Do this: Leave out the pictures and transcribe everything else exactly.

Records from a collection of figures
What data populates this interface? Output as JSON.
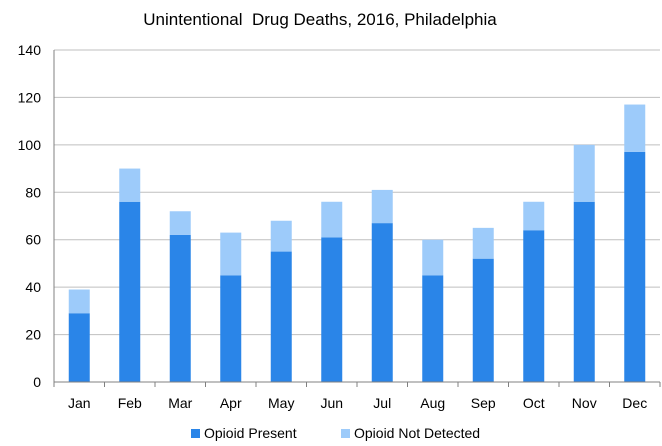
{
  "chart_data": {
    "type": "bar",
    "stacked": true,
    "title": "Unintentional  Drug Deaths, 2016, Philadelphia",
    "xlabel": "",
    "ylabel": "",
    "categories": [
      "Jan",
      "Feb",
      "Mar",
      "Apr",
      "May",
      "Jun",
      "Jul",
      "Aug",
      "Sep",
      "Oct",
      "Nov",
      "Dec"
    ],
    "series": [
      {
        "name": "Opioid Present",
        "color": "#2A85E8",
        "values": [
          29,
          76,
          62,
          45,
          55,
          61,
          67,
          45,
          52,
          64,
          76,
          97
        ]
      },
      {
        "name": "Opioid Not Detected",
        "color": "#9DCBFA",
        "values": [
          10,
          14,
          10,
          18,
          13,
          15,
          14,
          15,
          13,
          12,
          24,
          20
        ]
      }
    ],
    "ylim": [
      0,
      140
    ],
    "yticks": [
      0,
      20,
      40,
      60,
      80,
      100,
      120,
      140
    ],
    "grid": true,
    "legend_position": "bottom"
  }
}
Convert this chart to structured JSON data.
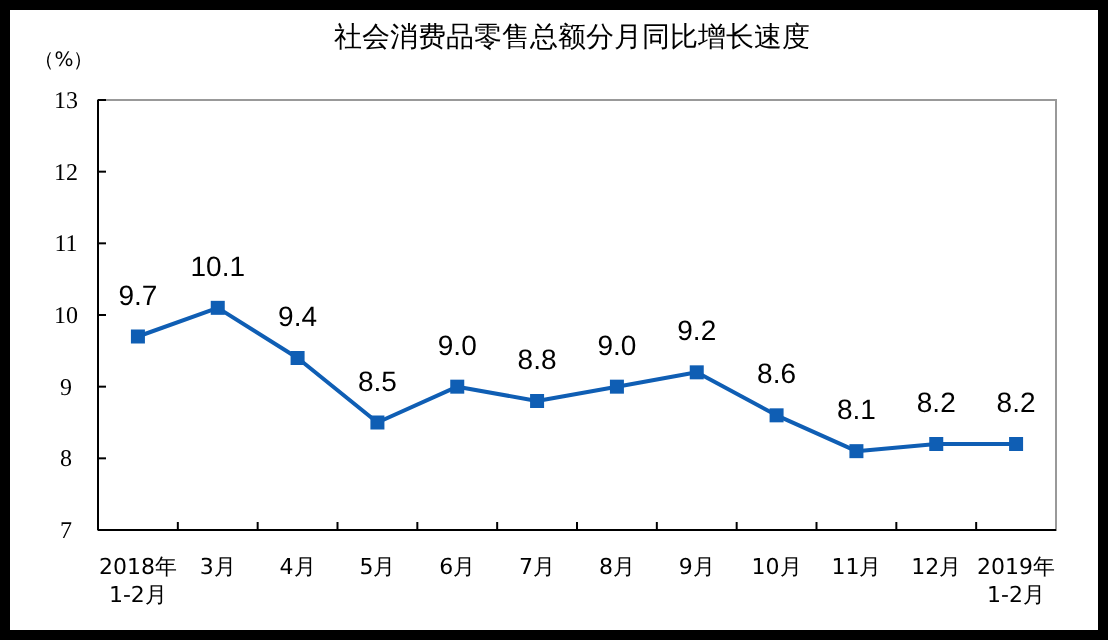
{
  "chart_data": {
    "type": "line",
    "title": "社会消费品零售总额分月同比增长速度",
    "ylabel": "（%）",
    "categories": [
      "2018年\n1-2月",
      "3月",
      "4月",
      "5月",
      "6月",
      "7月",
      "8月",
      "9月",
      "10月",
      "11月",
      "12月",
      "2019年\n1-2月"
    ],
    "series": [
      {
        "color": "#0f5eb4",
        "values": [
          9.7,
          10.1,
          9.4,
          8.5,
          9.0,
          8.8,
          9.0,
          9.2,
          8.6,
          8.1,
          8.2,
          8.2
        ]
      }
    ],
    "value_labels": [
      "9.7",
      "10.1",
      "9.4",
      "8.5",
      "9.0",
      "8.8",
      "9.0",
      "9.2",
      "8.6",
      "8.1",
      "8.2",
      "8.2"
    ],
    "ylim": [
      7,
      13
    ],
    "yticks": [
      7,
      8,
      9,
      10,
      11,
      12,
      13
    ],
    "marker": "square",
    "line_style": "solid",
    "grid": false
  }
}
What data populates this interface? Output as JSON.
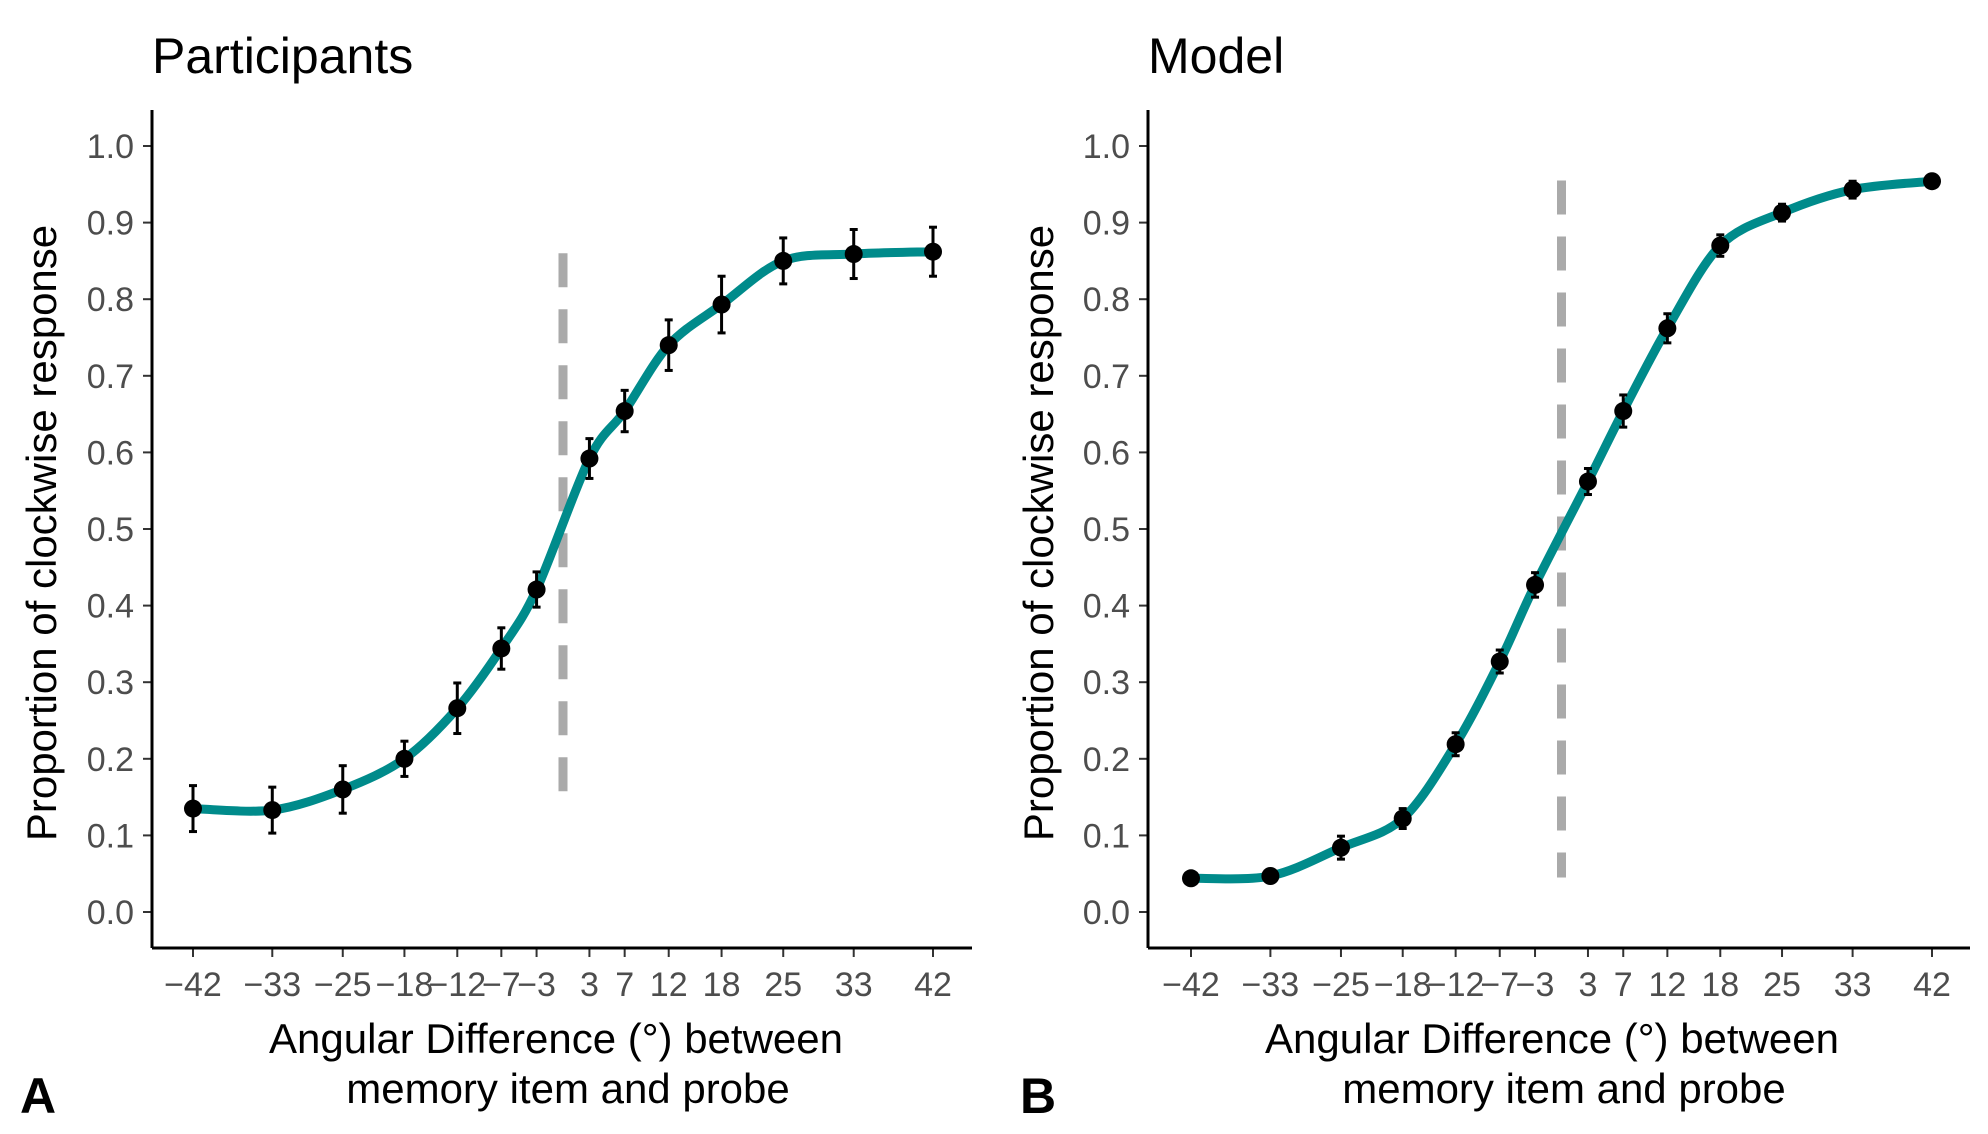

Right answer:
What data populates this interface? Output as JSON.
{
  "chart_data": {
    "type": "bar",
    "stacked": true,
    "title": "Unintentional  Drug Deaths, 2016, Philadelphia",
    "xlabel": "",
    "ylabel": "",
    "categories": [
      "Jan",
      "Feb",
      "Mar",
      "Apr",
      "May",
      "Jun",
      "Jul",
      "Aug",
      "Sep",
      "Oct",
      "Nov",
      "Dec"
    ],
    "series": [
      {
        "name": "Opioid Present",
        "color": "#2A85E8",
        "values": [
          29,
          76,
          62,
          45,
          55,
          61,
          67,
          45,
          52,
          64,
          76,
          97
        ]
      },
      {
        "name": "Opioid Not Detected",
        "color": "#9DCBFA",
        "values": [
          10,
          14,
          10,
          18,
          13,
          15,
          14,
          15,
          13,
          12,
          24,
          20
        ]
      }
    ],
    "ylim": [
      0,
      140
    ],
    "yticks": [
      0,
      20,
      40,
      60,
      80,
      100,
      120,
      140
    ],
    "grid": true,
    "legend_position": "bottom"
  }
}
Convert this chart to structured JSON data.
{
  "chart_data": {
    "type": "line",
    "title": "社会消费品零售总额分月同比增长速度",
    "ylabel": "（%）",
    "categories": [
      "2018年\n1-2月",
      "3月",
      "4月",
      "5月",
      "6月",
      "7月",
      "8月",
      "9月",
      "10月",
      "11月",
      "12月",
      "2019年\n1-2月"
    ],
    "series": [
      {
        "color": "#0f5eb4",
        "values": [
          9.7,
          10.1,
          9.4,
          8.5,
          9.0,
          8.8,
          9.0,
          9.2,
          8.6,
          8.1,
          8.2,
          8.2
        ]
      }
    ],
    "value_labels": [
      "9.7",
      "10.1",
      "9.4",
      "8.5",
      "9.0",
      "8.8",
      "9.0",
      "9.2",
      "8.6",
      "8.1",
      "8.2",
      "8.2"
    ],
    "ylim": [
      7,
      13
    ],
    "yticks": [
      7,
      8,
      9,
      10,
      11,
      12,
      13
    ],
    "marker": "square",
    "line_style": "solid",
    "grid": false
  }
}
What data populates this interface? Output as JSON.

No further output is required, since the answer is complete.